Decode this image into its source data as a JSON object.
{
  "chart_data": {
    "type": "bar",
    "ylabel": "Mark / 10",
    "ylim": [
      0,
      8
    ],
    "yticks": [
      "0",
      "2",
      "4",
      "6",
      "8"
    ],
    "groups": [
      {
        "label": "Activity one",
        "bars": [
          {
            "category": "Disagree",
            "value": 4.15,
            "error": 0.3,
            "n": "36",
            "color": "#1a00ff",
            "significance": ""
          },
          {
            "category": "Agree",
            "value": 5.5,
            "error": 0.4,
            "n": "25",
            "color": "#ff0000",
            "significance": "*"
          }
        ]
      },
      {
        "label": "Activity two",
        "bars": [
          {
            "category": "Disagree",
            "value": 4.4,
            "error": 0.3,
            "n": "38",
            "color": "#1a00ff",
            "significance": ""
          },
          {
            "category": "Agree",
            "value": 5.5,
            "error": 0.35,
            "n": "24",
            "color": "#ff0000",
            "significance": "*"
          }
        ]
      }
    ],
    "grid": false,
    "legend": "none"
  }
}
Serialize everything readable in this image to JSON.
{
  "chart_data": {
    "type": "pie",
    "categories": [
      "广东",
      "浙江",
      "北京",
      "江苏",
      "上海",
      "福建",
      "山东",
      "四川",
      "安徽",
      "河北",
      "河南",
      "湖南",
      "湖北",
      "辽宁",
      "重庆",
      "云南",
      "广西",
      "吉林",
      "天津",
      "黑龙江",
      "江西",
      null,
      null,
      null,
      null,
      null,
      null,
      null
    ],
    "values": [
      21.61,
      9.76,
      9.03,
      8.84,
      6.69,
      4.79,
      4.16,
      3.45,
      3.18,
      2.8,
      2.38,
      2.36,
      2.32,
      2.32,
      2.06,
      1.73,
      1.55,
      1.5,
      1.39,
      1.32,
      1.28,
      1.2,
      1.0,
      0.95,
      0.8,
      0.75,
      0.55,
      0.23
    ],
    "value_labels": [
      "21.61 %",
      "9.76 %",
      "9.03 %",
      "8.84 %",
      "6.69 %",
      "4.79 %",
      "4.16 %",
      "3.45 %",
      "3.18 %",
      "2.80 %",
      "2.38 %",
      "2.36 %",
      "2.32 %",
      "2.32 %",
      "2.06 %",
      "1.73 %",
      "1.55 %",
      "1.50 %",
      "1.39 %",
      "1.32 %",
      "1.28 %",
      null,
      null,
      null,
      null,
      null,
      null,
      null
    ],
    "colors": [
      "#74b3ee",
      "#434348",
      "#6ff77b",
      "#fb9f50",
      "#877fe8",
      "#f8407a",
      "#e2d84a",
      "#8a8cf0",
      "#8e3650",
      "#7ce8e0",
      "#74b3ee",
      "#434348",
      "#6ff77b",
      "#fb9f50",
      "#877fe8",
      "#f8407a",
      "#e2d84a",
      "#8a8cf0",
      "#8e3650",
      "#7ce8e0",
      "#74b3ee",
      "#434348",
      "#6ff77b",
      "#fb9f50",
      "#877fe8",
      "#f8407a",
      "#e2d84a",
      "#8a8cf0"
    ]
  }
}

= = = =

[EXERCISE]: Filter the listing above for the string "this" and copy every matching line.

[TASK OUTPUT]:
Decode this image into its source data as a JSON object.
Serialize everything readable in this image to JSON.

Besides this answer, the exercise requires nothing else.